YOUR OBJECTIVE →
Report how many lines of the following entries include the string "Вінниця"; respond with the number alone.

──────── ENTRIES SHOWN

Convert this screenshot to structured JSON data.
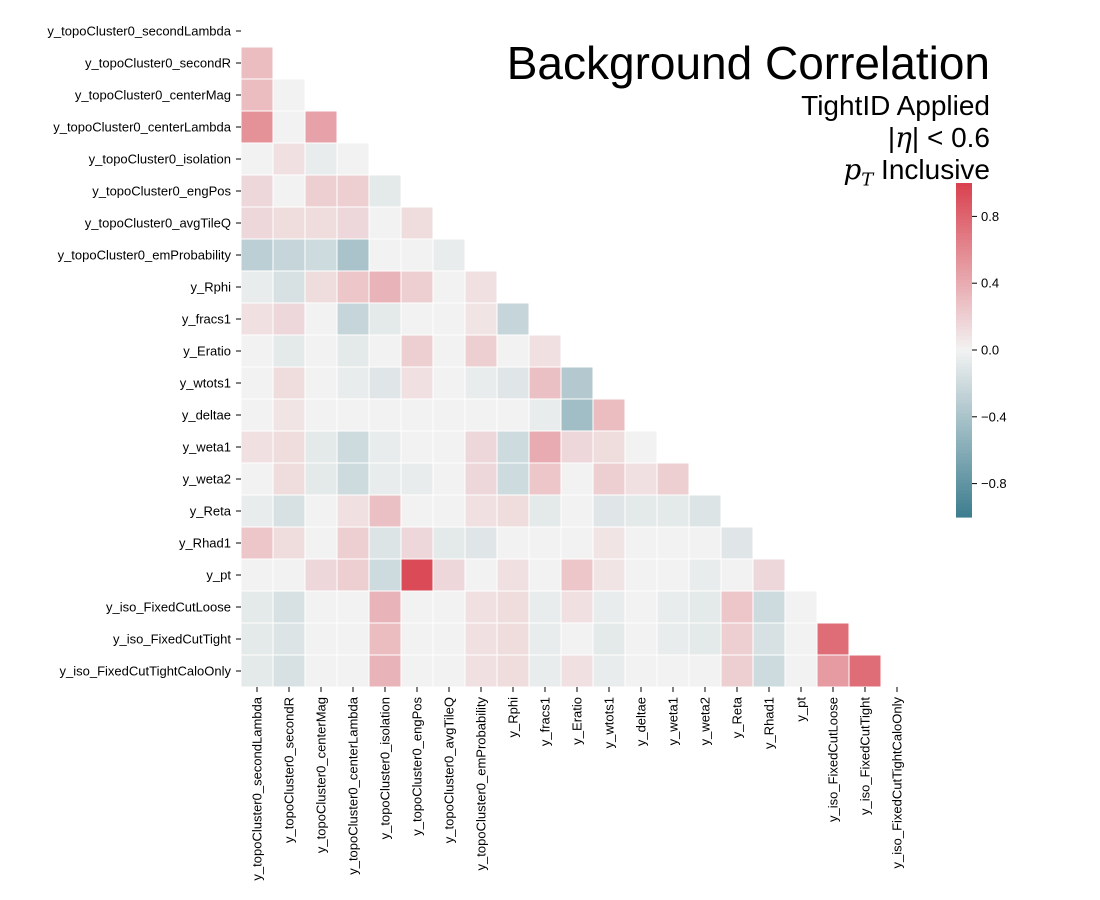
{
  "title": {
    "main": "Background Correlation",
    "line1": "TightID Applied",
    "line2_pre": "|",
    "line2_sym": "η",
    "line2_post": "| < 0.6",
    "line3_sym": "p",
    "line3_sub": "T",
    "line3_post": " Inclusive"
  },
  "colors": {
    "neg": "#3d7d8f",
    "mid": "#f2f2f2",
    "pos": "#d9414f"
  },
  "chart_data": {
    "type": "heatmap",
    "mask": "upper-triangle-and-diagonal",
    "variables": [
      "y_topoCluster0_secondLambda",
      "y_topoCluster0_secondR",
      "y_topoCluster0_centerMag",
      "y_topoCluster0_centerLambda",
      "y_topoCluster0_isolation",
      "y_topoCluster0_engPos",
      "y_topoCluster0_avgTileQ",
      "y_topoCluster0_emProbability",
      "y_Rphi",
      "y_fracs1",
      "y_Eratio",
      "y_wtots1",
      "y_deltae",
      "y_weta1",
      "y_weta2",
      "y_Reta",
      "y_Rhad1",
      "y_pt",
      "y_iso_FixedCutLoose",
      "y_iso_FixedCutTight",
      "y_iso_FixedCutTightCaloOnly"
    ],
    "matrix": [
      [],
      [
        0.3
      ],
      [
        0.3,
        0.0
      ],
      [
        0.55,
        0.0,
        0.45
      ],
      [
        0.0,
        0.1,
        -0.05,
        0.0
      ],
      [
        0.15,
        0.0,
        0.2,
        0.2,
        -0.08
      ],
      [
        0.15,
        0.12,
        0.12,
        0.15,
        0.0,
        0.12
      ],
      [
        -0.3,
        -0.25,
        -0.2,
        -0.4,
        0.0,
        0.0,
        -0.05
      ],
      [
        -0.05,
        -0.15,
        0.12,
        0.25,
        0.35,
        0.2,
        0.0,
        0.1
      ],
      [
        0.1,
        0.15,
        0.0,
        -0.25,
        -0.08,
        0.0,
        0.0,
        0.08,
        -0.25
      ],
      [
        0.0,
        -0.08,
        0.0,
        -0.08,
        0.0,
        0.2,
        0.0,
        0.2,
        0.0,
        0.1
      ],
      [
        0.0,
        0.12,
        0.0,
        -0.05,
        -0.1,
        0.1,
        0.0,
        -0.05,
        -0.1,
        0.28,
        -0.35
      ],
      [
        0.0,
        0.08,
        0.0,
        0.0,
        0.0,
        0.0,
        0.0,
        0.0,
        0.0,
        -0.05,
        -0.45,
        0.3
      ],
      [
        0.1,
        0.12,
        -0.08,
        -0.2,
        -0.05,
        0.0,
        0.0,
        0.15,
        -0.2,
        0.4,
        0.15,
        0.12,
        0.0
      ],
      [
        0.0,
        0.12,
        -0.08,
        -0.2,
        -0.05,
        -0.05,
        0.0,
        0.15,
        -0.2,
        0.25,
        0.0,
        0.2,
        0.1,
        0.2
      ],
      [
        -0.05,
        -0.15,
        0.0,
        0.1,
        0.28,
        0.0,
        0.0,
        0.1,
        0.12,
        -0.08,
        0.0,
        -0.1,
        -0.08,
        -0.08,
        -0.12
      ],
      [
        0.25,
        0.12,
        0.0,
        0.2,
        -0.12,
        0.15,
        -0.08,
        -0.1,
        0.0,
        0.0,
        0.0,
        0.08,
        0.0,
        0.0,
        0.0,
        -0.1
      ],
      [
        0.0,
        0.0,
        0.15,
        0.2,
        -0.2,
        0.95,
        0.15,
        0.0,
        0.1,
        0.0,
        0.25,
        0.08,
        0.0,
        0.0,
        -0.05,
        0.0,
        0.15
      ],
      [
        -0.08,
        -0.15,
        0.0,
        0.0,
        0.35,
        0.0,
        0.0,
        0.1,
        0.12,
        -0.05,
        0.1,
        -0.05,
        0.0,
        -0.05,
        -0.08,
        0.25,
        -0.2,
        0.0
      ],
      [
        -0.08,
        -0.12,
        0.0,
        0.0,
        0.3,
        0.0,
        0.0,
        0.1,
        0.12,
        -0.05,
        0.0,
        -0.08,
        0.0,
        -0.05,
        -0.08,
        0.2,
        -0.15,
        0.0,
        0.75
      ],
      [
        -0.08,
        -0.15,
        0.0,
        0.0,
        0.35,
        0.0,
        0.0,
        0.1,
        0.12,
        -0.05,
        0.1,
        -0.05,
        0.0,
        0.0,
        0.0,
        0.2,
        -0.2,
        0.0,
        0.5,
        0.75
      ]
    ],
    "colorbar": {
      "min": -1.0,
      "max": 1.0,
      "ticks": [
        0.8,
        0.4,
        0.0,
        -0.4,
        -0.8
      ],
      "tick_labels": [
        "0.8",
        "0.4",
        "0.0",
        "−0.4",
        "−0.8"
      ]
    }
  }
}
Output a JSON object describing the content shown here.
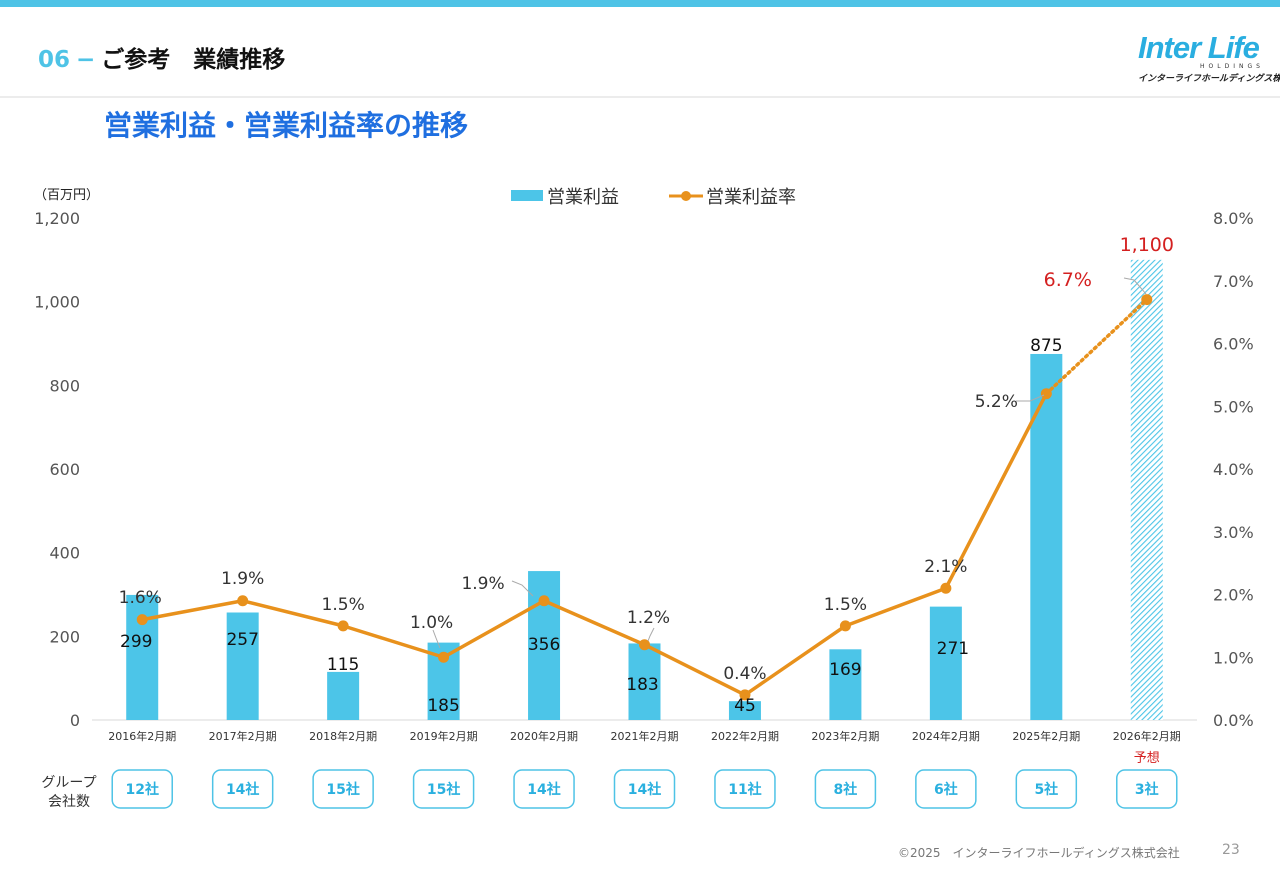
{
  "header": {
    "section_number": "06",
    "section_dash": "−",
    "section_title": "ご参考　業績推移"
  },
  "logo": {
    "brand": "Inter Life",
    "sub": "HOLDINGS",
    "kana": "インターライフホールディングス株式会社"
  },
  "subtitle": "営業利益・営業利益率の推移",
  "colors": {
    "bar": "#4cc5e8",
    "line": "#e8911c",
    "forecast": "#d42020",
    "accent": "#4ec3e6",
    "title": "#1f6fe0"
  },
  "chart_data": {
    "type": "bar",
    "unit_label": "（百万円）",
    "categories": [
      "2016年2月期",
      "2017年2月期",
      "2018年2月期",
      "2019年2月期",
      "2020年2月期",
      "2021年2月期",
      "2022年2月期",
      "2023年2月期",
      "2024年2月期",
      "2025年2月期",
      "2026年2月期"
    ],
    "series": [
      {
        "name": "営業利益",
        "type": "bar",
        "axis": "left",
        "values": [
          299,
          257,
          115,
          185,
          356,
          183,
          45,
          169,
          271,
          875,
          1100
        ],
        "labels": [
          "299",
          "257",
          "115",
          "185",
          "356",
          "183",
          "45",
          "169",
          "271",
          "875",
          "1,100"
        ]
      },
      {
        "name": "営業利益率",
        "type": "line",
        "axis": "right",
        "values": [
          1.6,
          1.9,
          1.5,
          1.0,
          1.9,
          1.2,
          0.4,
          1.5,
          2.1,
          5.2,
          6.7
        ],
        "labels": [
          "1.6%",
          "1.9%",
          "1.5%",
          "1.0%",
          "1.9%",
          "1.2%",
          "0.4%",
          "1.5%",
          "2.1%",
          "5.2%",
          "6.7%"
        ]
      }
    ],
    "forecast_index": 10,
    "forecast_note": "予想",
    "ylim": [
      0,
      1200
    ],
    "y_ticks": [
      "0",
      "200",
      "400",
      "600",
      "800",
      "1,000",
      "1,200"
    ],
    "y2lim": [
      0,
      8
    ],
    "y2_ticks": [
      "0.0%",
      "1.0%",
      "2.0%",
      "3.0%",
      "4.0%",
      "5.0%",
      "6.0%",
      "7.0%",
      "8.0%"
    ],
    "legend": [
      "営業利益",
      "営業利益率"
    ],
    "legend_position": "top-center"
  },
  "group_companies": {
    "label_line1": "グループ",
    "label_line2": "会社数",
    "counts": [
      "12社",
      "14社",
      "15社",
      "15社",
      "14社",
      "14社",
      "11社",
      "8社",
      "6社",
      "5社",
      "3社"
    ]
  },
  "footer": {
    "copyright": "©2025　インターライフホールディングス株式会社",
    "page": "23"
  }
}
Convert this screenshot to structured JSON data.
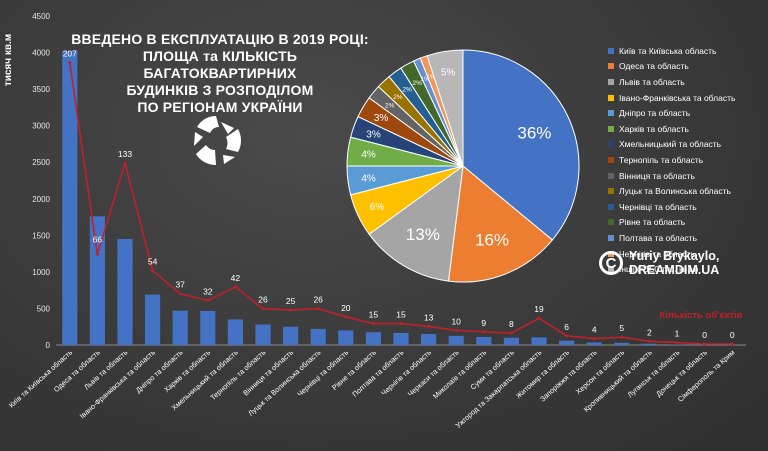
{
  "title_lines": [
    "ВВЕДЕНО В ЕКСПЛУАТАЦІЮ В 2019 РОЦІ:",
    "ПЛОЩА та КІЛЬКІСТЬ БАГАТОКВАРТИРНИХ",
    "БУДИНКІВ З РОЗПОДІЛОМ",
    "ПО РЕГІОНАМ УКРАЇНИ"
  ],
  "credit": {
    "symbol": "C",
    "lines": [
      "Yuriy Brykaylo,",
      "DREAMDIM.UA"
    ]
  },
  "logo": {
    "icon": "triskelion-logo-icon"
  },
  "chart_data": [
    {
      "type": "bar",
      "ylabel": "тисяч кв.м",
      "ylim": [
        0,
        4500
      ],
      "yticks": [
        0,
        500,
        1000,
        1500,
        2000,
        2500,
        3000,
        3500,
        4000,
        4500
      ],
      "categories": [
        "Київ та Київська область",
        "Одеса та область",
        "Львів та область",
        "Івано-Франківська та область",
        "Дніпро та область",
        "Харків та область",
        "Хмельницький та область",
        "Тернопіль та область",
        "Вінниця та область",
        "Луцьк та Волинська область",
        "Чернівці та область",
        "Рівне та область",
        "Полтава та область",
        "Чернігів та область",
        "Черкаси та область",
        "Миколаїв та область",
        "Суми та область",
        "Ужгород та Закарпатська область",
        "Житомир та область",
        "Запоріжжя та область",
        "Херсон та область",
        "Кропивницький та область",
        "Луганськ та область",
        "Донецьк та область",
        "Сімферополь та Крим"
      ],
      "series": [
        {
          "values": [
            4020,
            1760,
            1450,
            690,
            470,
            465,
            350,
            280,
            250,
            220,
            200,
            175,
            165,
            150,
            125,
            110,
            100,
            105,
            60,
            35,
            30,
            18,
            8,
            3,
            2
          ],
          "color": "#4472c4"
        },
        {
          "name": "Кількість об'єктів",
          "type": "line",
          "color": "#c0202a",
          "values": [
            207,
            66,
            133,
            54,
            37,
            32,
            42,
            26,
            25,
            26,
            20,
            15,
            15,
            13,
            10,
            9,
            8,
            19,
            6,
            4,
            5,
            2,
            1,
            0,
            0
          ],
          "labels": [
            "207",
            "66",
            "133",
            "54",
            "37",
            "32",
            "42",
            "26",
            "25",
            "26",
            "20",
            "15",
            "15",
            "13",
            "10",
            "9",
            "8",
            "19",
            "6",
            "4",
            "5",
            "2",
            "1",
            "0",
            "0"
          ]
        }
      ],
      "grid": false
    },
    {
      "type": "pie",
      "legend_position": "right",
      "slices": [
        {
          "label": "Київ та Київська область",
          "value": 36,
          "text": "36%",
          "color": "#4472c4"
        },
        {
          "label": "Одеса та область",
          "value": 16,
          "text": "16%",
          "color": "#ed7d31"
        },
        {
          "label": "Львів та область",
          "value": 13,
          "text": "13%",
          "color": "#a5a5a5"
        },
        {
          "label": "Івано-Франківська та область",
          "value": 6,
          "text": "6%",
          "color": "#ffc000"
        },
        {
          "label": "Дніпро та область",
          "value": 4,
          "text": "4%",
          "color": "#5b9bd5"
        },
        {
          "label": "Харків та область",
          "value": 4,
          "text": "4%",
          "color": "#70ad47"
        },
        {
          "label": "Хмельницький та область",
          "value": 3,
          "text": "3%",
          "color": "#264478"
        },
        {
          "label": "Тернопіль та область",
          "value": 3,
          "text": "3%",
          "color": "#9e480e"
        },
        {
          "label": "Вінниця та область",
          "value": 2,
          "text": "2%",
          "color": "#636363"
        },
        {
          "label": "Луцьк та Волинська область",
          "value": 2,
          "text": "2%",
          "color": "#997300"
        },
        {
          "label": "Чернівці та область",
          "value": 2,
          "text": "2%",
          "color": "#255e91"
        },
        {
          "label": "Рівне та область",
          "value": 2,
          "text": "2%",
          "color": "#43682b"
        },
        {
          "label": "Полтава та область",
          "value": 1,
          "text": "1%",
          "color": "#698ed0"
        },
        {
          "label": "Чернігів та область",
          "value": 1,
          "text": "1%",
          "color": "#f1975a"
        },
        {
          "label": "Інші (<150 тис. кв.м)",
          "value": 5,
          "text": "5%",
          "color": "#b7b7b7"
        }
      ]
    }
  ]
}
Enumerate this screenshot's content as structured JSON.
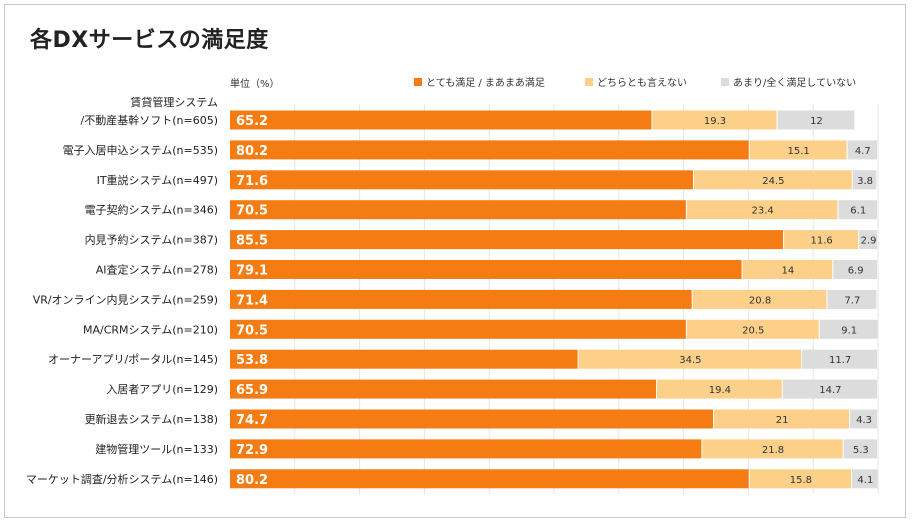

────────────────

FINISHED TASK →
2